Excerpts from a figure dataset
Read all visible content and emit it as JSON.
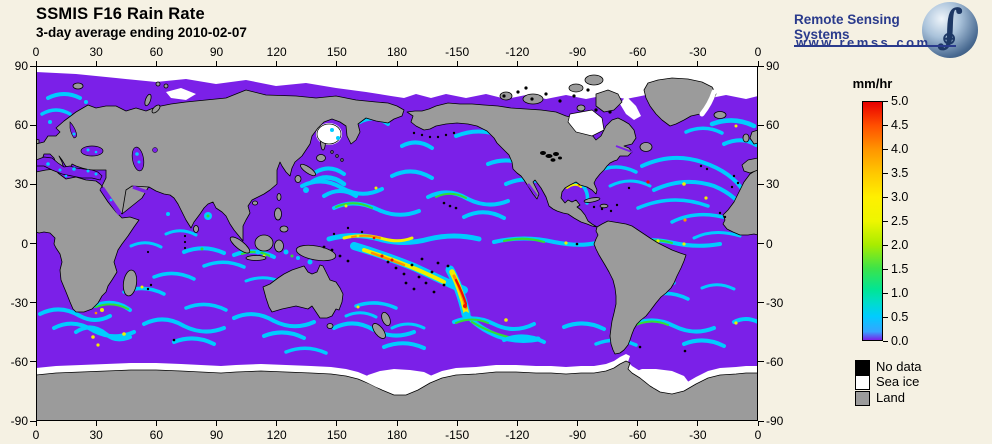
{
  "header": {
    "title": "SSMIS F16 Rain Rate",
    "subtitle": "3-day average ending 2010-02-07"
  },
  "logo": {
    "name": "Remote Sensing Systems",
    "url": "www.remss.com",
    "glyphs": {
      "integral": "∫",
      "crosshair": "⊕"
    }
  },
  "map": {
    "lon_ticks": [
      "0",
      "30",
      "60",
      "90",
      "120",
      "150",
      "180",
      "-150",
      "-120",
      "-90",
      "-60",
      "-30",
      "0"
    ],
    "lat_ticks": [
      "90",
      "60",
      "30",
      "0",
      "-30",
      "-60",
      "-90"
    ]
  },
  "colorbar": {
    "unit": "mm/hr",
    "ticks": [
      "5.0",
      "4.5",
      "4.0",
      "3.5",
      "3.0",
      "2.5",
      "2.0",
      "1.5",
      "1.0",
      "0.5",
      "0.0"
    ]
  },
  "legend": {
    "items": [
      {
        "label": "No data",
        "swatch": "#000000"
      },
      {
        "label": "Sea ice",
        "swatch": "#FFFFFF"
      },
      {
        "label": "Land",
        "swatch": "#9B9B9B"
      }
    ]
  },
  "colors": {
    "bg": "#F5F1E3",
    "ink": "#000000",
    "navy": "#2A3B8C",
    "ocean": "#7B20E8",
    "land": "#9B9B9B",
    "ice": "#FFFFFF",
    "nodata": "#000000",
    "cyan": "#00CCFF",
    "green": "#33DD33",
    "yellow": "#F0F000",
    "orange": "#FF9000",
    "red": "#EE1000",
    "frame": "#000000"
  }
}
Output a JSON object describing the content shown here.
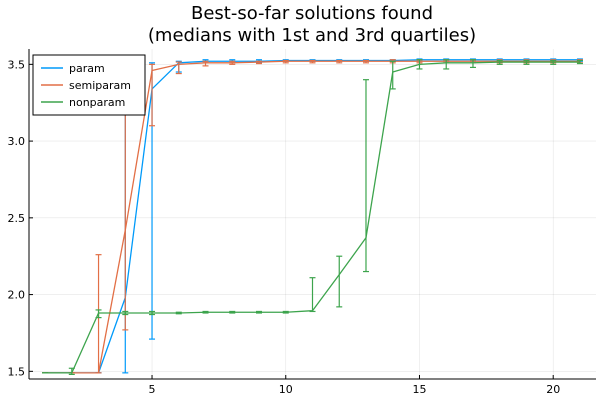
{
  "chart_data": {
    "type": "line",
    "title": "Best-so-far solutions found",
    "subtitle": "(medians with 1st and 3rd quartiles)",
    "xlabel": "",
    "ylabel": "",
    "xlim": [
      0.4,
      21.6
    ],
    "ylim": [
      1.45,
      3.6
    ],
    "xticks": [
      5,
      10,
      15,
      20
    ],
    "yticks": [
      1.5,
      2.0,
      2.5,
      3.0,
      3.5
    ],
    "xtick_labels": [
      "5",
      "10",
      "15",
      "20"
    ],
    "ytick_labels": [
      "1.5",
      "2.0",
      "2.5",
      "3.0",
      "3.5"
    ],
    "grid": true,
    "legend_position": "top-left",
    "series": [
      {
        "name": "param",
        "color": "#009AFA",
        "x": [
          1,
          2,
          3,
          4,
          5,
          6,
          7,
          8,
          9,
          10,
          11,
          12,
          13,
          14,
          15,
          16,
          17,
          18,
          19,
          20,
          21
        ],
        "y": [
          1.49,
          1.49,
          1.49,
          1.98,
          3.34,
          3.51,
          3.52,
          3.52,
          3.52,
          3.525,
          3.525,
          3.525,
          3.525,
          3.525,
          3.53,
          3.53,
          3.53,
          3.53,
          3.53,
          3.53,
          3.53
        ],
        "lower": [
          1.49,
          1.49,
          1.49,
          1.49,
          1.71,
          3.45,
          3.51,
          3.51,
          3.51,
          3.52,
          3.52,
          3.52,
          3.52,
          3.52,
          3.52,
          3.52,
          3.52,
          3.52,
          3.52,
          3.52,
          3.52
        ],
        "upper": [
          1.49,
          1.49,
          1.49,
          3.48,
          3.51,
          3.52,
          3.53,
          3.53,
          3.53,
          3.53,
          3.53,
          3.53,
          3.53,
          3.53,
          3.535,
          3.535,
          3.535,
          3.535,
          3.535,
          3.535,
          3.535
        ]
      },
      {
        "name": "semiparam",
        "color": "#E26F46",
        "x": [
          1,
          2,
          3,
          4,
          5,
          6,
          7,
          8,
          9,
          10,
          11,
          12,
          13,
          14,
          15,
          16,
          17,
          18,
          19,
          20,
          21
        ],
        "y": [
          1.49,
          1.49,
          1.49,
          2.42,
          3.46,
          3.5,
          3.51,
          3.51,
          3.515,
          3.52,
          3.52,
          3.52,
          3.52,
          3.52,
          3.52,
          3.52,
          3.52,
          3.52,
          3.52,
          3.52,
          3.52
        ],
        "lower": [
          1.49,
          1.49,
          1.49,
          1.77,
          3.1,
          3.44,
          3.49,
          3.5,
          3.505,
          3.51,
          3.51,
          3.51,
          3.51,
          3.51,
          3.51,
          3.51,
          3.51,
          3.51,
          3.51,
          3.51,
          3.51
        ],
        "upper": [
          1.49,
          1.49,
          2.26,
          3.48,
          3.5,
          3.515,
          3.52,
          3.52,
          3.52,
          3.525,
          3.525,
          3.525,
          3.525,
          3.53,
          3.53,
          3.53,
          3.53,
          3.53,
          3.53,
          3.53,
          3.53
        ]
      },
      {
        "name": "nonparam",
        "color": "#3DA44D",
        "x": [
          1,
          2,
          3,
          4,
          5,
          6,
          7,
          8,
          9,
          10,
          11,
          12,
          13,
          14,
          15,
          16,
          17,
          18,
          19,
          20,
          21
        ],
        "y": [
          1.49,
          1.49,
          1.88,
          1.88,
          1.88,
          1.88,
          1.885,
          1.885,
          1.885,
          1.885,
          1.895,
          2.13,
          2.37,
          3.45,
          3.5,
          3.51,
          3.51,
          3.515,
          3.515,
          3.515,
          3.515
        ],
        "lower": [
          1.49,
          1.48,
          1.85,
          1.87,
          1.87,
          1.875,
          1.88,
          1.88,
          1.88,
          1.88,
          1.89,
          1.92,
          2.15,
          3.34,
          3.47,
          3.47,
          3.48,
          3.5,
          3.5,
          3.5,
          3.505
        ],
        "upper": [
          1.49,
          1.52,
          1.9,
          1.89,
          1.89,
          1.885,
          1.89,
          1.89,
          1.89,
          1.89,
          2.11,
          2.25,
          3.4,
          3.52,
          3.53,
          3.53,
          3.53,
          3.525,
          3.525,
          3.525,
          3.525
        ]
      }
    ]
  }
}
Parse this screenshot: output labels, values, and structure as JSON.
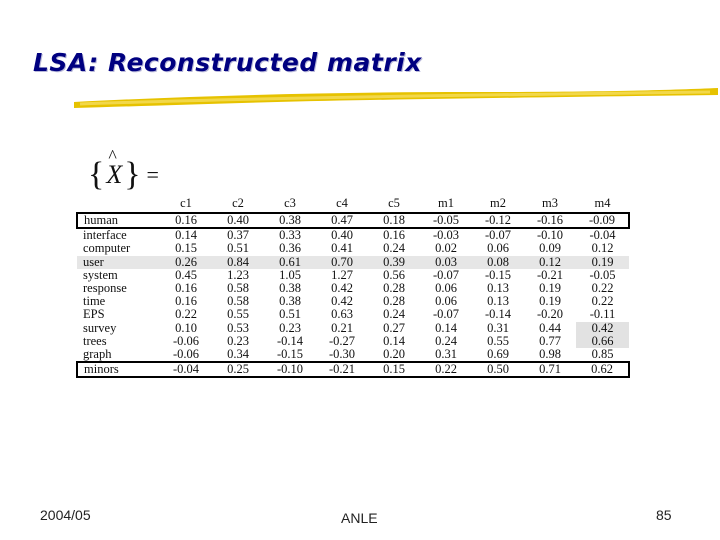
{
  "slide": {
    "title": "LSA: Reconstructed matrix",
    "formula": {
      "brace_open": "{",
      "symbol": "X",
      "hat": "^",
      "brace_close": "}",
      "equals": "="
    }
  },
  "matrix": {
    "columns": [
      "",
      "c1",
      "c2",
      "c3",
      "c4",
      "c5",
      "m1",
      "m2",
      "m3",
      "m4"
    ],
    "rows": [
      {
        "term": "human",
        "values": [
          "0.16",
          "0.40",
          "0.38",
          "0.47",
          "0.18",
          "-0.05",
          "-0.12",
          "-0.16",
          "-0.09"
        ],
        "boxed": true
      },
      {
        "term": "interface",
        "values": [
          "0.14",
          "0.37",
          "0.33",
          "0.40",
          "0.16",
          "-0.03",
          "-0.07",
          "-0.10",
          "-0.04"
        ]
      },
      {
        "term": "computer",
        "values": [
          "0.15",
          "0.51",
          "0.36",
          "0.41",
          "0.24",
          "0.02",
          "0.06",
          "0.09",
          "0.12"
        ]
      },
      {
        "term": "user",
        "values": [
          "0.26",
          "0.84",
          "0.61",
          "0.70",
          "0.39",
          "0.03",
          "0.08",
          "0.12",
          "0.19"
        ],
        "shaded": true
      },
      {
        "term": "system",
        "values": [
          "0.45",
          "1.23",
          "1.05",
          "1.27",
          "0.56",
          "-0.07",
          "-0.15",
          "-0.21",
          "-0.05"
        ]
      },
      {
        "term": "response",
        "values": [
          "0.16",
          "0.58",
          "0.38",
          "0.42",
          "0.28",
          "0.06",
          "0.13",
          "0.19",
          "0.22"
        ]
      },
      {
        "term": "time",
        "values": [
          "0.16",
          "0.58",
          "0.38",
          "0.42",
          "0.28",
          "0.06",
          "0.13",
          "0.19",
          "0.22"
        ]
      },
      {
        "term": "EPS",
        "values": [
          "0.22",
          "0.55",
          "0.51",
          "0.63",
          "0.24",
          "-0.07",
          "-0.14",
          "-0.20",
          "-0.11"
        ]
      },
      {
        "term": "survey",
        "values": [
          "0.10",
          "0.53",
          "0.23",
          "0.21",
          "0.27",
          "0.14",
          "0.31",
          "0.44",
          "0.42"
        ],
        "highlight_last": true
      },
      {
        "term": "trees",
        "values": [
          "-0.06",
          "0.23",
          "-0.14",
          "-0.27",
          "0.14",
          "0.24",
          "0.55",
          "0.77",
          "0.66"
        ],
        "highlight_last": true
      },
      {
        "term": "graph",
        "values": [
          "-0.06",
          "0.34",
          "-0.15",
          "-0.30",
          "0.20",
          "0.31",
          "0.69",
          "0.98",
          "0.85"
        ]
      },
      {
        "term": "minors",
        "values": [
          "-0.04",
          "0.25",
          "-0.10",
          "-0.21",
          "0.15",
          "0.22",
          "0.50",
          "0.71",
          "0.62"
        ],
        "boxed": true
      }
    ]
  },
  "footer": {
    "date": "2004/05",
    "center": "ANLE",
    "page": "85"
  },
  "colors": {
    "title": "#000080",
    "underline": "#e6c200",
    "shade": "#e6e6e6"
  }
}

EXERCISE DETAILS: In the records above, locate every line with the string "content" and copy it.

FINISHED TASK:
Read all visible content and emit it as JSON.
Output a JSON object describing the content shown here.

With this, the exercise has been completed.